EXERCISE
Where a line below holds the string "semi", copy that line.

RECORDS SUPPLIED
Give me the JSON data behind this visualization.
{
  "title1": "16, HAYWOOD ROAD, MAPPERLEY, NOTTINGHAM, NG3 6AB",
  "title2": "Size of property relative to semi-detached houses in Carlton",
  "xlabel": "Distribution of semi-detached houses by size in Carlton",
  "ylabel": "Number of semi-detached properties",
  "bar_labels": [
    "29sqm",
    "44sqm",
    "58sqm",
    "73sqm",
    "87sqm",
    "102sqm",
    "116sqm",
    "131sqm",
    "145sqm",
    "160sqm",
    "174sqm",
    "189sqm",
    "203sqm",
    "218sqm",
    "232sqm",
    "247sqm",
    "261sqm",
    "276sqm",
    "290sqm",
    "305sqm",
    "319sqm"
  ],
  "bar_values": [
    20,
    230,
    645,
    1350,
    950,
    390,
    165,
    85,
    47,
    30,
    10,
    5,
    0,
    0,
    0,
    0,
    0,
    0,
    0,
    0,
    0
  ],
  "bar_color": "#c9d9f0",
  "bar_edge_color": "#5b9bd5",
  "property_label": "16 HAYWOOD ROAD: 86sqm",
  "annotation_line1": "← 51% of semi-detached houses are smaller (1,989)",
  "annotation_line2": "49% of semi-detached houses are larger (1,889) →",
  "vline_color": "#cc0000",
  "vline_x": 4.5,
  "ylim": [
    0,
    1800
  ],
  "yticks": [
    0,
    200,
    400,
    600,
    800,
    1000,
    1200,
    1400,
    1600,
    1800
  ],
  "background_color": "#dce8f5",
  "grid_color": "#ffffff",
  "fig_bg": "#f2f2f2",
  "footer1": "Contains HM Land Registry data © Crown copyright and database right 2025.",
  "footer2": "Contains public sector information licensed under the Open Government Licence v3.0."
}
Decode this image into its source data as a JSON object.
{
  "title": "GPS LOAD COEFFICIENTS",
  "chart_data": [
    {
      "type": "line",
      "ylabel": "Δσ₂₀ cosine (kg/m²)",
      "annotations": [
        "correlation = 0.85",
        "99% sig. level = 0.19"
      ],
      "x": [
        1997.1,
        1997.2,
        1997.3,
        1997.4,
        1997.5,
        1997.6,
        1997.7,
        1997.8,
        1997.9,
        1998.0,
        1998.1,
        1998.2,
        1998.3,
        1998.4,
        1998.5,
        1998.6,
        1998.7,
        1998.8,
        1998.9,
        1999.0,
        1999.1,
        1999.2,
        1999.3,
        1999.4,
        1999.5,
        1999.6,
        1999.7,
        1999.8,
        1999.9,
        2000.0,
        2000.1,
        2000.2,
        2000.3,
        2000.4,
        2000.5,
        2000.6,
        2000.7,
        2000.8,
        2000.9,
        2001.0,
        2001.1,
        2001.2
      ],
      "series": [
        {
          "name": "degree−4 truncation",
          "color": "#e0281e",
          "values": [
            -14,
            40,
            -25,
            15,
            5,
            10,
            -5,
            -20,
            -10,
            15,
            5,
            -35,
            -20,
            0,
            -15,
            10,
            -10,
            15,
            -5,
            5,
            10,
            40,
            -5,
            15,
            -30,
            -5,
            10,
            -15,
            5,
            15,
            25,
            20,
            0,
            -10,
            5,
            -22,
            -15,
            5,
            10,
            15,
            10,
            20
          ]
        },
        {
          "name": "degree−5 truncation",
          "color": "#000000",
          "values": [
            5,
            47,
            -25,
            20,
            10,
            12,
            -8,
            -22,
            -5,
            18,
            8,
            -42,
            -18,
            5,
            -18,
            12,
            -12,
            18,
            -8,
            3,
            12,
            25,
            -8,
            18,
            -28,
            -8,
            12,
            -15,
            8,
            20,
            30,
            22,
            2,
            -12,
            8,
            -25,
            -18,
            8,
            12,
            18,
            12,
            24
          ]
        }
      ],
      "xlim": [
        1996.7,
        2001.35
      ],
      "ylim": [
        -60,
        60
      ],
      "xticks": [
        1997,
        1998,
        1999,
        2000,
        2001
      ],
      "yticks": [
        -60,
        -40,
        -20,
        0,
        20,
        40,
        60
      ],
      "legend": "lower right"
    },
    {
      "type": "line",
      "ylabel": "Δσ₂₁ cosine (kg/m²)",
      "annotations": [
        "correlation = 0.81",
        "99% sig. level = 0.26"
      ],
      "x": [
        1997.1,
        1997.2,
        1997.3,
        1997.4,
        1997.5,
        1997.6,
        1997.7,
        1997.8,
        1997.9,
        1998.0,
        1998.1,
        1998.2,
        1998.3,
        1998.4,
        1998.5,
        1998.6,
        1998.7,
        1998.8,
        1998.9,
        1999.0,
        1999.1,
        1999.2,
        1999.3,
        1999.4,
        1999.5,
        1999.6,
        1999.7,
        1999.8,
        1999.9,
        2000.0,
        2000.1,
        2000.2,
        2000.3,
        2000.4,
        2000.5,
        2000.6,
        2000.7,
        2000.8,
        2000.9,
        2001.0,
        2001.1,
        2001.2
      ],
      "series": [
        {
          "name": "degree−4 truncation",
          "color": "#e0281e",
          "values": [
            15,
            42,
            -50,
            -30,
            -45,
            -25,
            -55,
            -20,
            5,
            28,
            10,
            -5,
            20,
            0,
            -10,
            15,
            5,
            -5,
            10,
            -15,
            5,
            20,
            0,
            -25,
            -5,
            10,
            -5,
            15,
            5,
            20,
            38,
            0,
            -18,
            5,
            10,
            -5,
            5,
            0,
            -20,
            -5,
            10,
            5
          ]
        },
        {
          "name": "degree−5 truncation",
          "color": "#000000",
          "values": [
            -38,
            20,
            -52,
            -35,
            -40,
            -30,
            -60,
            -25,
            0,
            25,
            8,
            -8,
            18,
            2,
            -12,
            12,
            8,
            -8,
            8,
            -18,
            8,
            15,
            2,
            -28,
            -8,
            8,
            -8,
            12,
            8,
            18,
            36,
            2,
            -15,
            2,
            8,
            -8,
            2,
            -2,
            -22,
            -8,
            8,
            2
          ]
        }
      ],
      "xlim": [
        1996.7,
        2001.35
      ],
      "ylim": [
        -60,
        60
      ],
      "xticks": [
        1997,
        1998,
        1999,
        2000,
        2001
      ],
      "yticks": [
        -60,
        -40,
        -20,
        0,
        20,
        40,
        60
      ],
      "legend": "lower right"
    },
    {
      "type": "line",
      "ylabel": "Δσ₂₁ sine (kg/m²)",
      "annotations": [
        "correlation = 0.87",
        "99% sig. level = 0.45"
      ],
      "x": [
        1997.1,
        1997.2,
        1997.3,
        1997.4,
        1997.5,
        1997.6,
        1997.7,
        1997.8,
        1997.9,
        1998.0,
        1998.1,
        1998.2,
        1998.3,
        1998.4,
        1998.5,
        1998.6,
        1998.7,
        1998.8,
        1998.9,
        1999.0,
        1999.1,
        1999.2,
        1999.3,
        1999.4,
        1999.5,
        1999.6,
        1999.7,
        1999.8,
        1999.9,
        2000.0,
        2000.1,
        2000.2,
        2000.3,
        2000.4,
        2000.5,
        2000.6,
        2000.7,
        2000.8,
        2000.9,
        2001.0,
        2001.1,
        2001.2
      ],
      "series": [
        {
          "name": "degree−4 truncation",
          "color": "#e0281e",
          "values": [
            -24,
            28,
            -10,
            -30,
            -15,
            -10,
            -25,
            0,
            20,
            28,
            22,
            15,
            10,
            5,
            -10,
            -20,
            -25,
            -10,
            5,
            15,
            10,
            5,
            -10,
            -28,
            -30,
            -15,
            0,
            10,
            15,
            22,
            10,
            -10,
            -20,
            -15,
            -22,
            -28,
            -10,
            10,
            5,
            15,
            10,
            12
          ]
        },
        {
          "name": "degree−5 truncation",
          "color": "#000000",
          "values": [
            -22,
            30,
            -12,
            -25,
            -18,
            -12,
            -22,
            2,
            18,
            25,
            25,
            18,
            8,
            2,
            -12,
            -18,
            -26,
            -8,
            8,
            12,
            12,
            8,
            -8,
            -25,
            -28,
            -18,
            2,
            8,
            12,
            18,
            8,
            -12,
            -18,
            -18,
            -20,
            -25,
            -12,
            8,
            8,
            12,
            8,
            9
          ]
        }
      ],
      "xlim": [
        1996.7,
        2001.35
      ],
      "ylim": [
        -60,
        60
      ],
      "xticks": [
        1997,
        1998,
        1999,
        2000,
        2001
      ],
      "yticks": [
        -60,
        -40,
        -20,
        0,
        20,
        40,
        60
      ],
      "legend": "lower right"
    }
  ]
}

ANSWER TO THE TASK
  "title2": "Size of property relative to semi-detached houses in Carlton",
  "xlabel": "Distribution of semi-detached houses by size in Carlton",
  "ylabel": "Number of semi-detached properties",
  "annotation_line1": "← 51% of semi-detached houses are smaller (1,989)",
  "annotation_line2": "49% of semi-detached houses are larger (1,889) →",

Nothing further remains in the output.